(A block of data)

━━━━━━━━━━━━━━━━━━━━

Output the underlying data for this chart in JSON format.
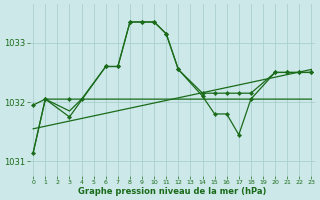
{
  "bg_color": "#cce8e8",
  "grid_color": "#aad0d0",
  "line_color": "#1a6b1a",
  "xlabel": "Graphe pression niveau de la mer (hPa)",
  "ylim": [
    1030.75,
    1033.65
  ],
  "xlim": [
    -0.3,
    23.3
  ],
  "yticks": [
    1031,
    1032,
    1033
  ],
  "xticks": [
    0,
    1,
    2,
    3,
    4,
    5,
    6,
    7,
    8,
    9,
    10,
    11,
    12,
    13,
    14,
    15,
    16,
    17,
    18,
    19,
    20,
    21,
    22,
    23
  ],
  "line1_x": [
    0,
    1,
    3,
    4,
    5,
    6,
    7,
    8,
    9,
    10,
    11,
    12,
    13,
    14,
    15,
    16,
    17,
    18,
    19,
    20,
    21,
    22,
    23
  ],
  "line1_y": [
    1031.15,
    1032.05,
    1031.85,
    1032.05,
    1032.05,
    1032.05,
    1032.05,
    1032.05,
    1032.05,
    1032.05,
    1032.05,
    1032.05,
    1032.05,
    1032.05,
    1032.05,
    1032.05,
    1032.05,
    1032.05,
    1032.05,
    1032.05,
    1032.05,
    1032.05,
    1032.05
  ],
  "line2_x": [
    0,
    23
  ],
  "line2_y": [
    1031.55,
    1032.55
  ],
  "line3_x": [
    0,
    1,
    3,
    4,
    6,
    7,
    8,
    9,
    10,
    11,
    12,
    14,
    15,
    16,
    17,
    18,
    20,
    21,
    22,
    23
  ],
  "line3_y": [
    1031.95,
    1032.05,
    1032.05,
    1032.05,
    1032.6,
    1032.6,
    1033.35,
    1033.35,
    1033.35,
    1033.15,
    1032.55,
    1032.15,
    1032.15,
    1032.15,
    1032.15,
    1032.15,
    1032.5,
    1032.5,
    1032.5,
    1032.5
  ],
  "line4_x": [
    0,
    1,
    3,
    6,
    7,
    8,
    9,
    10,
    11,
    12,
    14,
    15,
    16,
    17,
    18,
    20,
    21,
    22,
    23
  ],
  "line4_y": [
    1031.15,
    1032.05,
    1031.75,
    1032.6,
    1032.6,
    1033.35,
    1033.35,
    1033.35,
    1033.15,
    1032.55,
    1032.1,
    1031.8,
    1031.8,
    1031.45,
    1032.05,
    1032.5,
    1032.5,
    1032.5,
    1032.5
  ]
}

━━━━━━━━━━━━━━━━━━━━

• SHORT TASK:
Leave out the pictures and give the rest of the records again exactly.

• EXERCISE OUTPUT:
Output the underlying data for this chart in JSON format.
{
  "bg_color": "#cce8e8",
  "grid_color": "#aad0d0",
  "line_color": "#1a6b1a",
  "xlabel": "Graphe pression niveau de la mer (hPa)",
  "ylim": [
    1030.75,
    1033.65
  ],
  "xlim": [
    -0.3,
    23.3
  ],
  "yticks": [
    1031,
    1032,
    1033
  ],
  "xticks": [
    0,
    1,
    2,
    3,
    4,
    5,
    6,
    7,
    8,
    9,
    10,
    11,
    12,
    13,
    14,
    15,
    16,
    17,
    18,
    19,
    20,
    21,
    22,
    23
  ],
  "line1_x": [
    0,
    1,
    3,
    4,
    5,
    6,
    7,
    8,
    9,
    10,
    11,
    12,
    13,
    14,
    15,
    16,
    17,
    18,
    19,
    20,
    21,
    22,
    23
  ],
  "line1_y": [
    1031.15,
    1032.05,
    1031.85,
    1032.05,
    1032.05,
    1032.05,
    1032.05,
    1032.05,
    1032.05,
    1032.05,
    1032.05,
    1032.05,
    1032.05,
    1032.05,
    1032.05,
    1032.05,
    1032.05,
    1032.05,
    1032.05,
    1032.05,
    1032.05,
    1032.05,
    1032.05
  ],
  "line2_x": [
    0,
    23
  ],
  "line2_y": [
    1031.55,
    1032.55
  ],
  "line3_x": [
    0,
    1,
    3,
    4,
    6,
    7,
    8,
    9,
    10,
    11,
    12,
    14,
    15,
    16,
    17,
    18,
    20,
    21,
    22,
    23
  ],
  "line3_y": [
    1031.95,
    1032.05,
    1032.05,
    1032.05,
    1032.6,
    1032.6,
    1033.35,
    1033.35,
    1033.35,
    1033.15,
    1032.55,
    1032.15,
    1032.15,
    1032.15,
    1032.15,
    1032.15,
    1032.5,
    1032.5,
    1032.5,
    1032.5
  ],
  "line4_x": [
    0,
    1,
    3,
    6,
    7,
    8,
    9,
    10,
    11,
    12,
    14,
    15,
    16,
    17,
    18,
    20,
    21,
    22,
    23
  ],
  "line4_y": [
    1031.15,
    1032.05,
    1031.75,
    1032.6,
    1032.6,
    1033.35,
    1033.35,
    1033.35,
    1033.15,
    1032.55,
    1032.1,
    1031.8,
    1031.8,
    1031.45,
    1032.05,
    1032.5,
    1032.5,
    1032.5,
    1032.5
  ]
}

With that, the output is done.